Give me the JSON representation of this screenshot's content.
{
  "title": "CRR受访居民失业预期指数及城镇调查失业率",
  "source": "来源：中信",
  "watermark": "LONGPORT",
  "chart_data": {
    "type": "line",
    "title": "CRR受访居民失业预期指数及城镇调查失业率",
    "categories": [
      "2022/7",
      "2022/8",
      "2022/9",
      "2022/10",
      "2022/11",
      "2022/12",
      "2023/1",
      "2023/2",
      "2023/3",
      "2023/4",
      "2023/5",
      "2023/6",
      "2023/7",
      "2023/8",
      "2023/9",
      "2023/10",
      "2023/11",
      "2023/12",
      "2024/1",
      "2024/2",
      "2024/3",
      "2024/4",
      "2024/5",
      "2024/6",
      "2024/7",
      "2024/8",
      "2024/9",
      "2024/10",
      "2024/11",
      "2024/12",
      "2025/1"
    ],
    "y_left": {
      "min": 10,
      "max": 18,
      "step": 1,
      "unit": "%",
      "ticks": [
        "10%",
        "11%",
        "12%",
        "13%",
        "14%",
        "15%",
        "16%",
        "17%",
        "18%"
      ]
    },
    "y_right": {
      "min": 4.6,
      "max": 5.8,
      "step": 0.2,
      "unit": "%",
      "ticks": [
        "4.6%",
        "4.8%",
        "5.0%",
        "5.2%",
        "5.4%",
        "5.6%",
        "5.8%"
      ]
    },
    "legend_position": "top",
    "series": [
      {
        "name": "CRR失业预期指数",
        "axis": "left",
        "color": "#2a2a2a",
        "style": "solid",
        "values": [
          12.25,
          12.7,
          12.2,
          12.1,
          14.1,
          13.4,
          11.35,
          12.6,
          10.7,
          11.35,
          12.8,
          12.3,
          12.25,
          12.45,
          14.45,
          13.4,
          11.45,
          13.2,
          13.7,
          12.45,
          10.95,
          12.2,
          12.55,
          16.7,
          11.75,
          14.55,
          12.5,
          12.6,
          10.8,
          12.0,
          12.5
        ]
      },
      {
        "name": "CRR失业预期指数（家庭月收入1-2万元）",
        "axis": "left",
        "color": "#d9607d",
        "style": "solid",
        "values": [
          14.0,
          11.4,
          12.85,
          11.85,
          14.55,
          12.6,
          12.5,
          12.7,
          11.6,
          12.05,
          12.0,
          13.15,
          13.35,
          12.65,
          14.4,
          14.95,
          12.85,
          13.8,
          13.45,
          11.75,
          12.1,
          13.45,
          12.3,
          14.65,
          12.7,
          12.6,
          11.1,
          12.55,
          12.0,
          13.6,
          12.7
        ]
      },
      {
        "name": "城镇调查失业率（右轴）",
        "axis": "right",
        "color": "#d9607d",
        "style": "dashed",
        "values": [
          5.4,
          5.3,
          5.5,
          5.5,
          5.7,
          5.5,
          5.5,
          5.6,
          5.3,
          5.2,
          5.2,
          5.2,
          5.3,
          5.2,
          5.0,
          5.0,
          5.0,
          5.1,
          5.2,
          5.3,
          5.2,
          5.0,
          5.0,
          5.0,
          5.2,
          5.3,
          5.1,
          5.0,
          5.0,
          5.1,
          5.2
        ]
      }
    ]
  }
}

· · · · ·

◆ Direction ◆
Read through the data and copy every line where "title" shows up.

◆ Solution for this exercise ◆
  "title": "CRR受访居民失业预期指数及城镇调查失业率",
    "title": "CRR受访居民失业预期指数及城镇调查失业率",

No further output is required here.